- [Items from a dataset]

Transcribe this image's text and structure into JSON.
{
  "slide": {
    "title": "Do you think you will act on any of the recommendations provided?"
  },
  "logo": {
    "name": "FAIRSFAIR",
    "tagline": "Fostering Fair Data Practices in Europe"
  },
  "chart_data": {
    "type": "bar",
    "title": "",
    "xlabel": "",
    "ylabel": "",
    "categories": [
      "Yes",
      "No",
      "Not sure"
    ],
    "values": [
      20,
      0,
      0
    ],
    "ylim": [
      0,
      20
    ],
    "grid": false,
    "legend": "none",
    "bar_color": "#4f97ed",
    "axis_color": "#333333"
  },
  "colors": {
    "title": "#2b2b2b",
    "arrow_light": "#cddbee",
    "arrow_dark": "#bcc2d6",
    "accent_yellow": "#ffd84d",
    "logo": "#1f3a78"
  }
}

- [Aim]
Pull out every line of the entries that includes the word "title".

- [Task solution]
    "title": "Do you think you will act on any of the recommendations provided?"
    "title": "",
    "title": "#2b2b2b",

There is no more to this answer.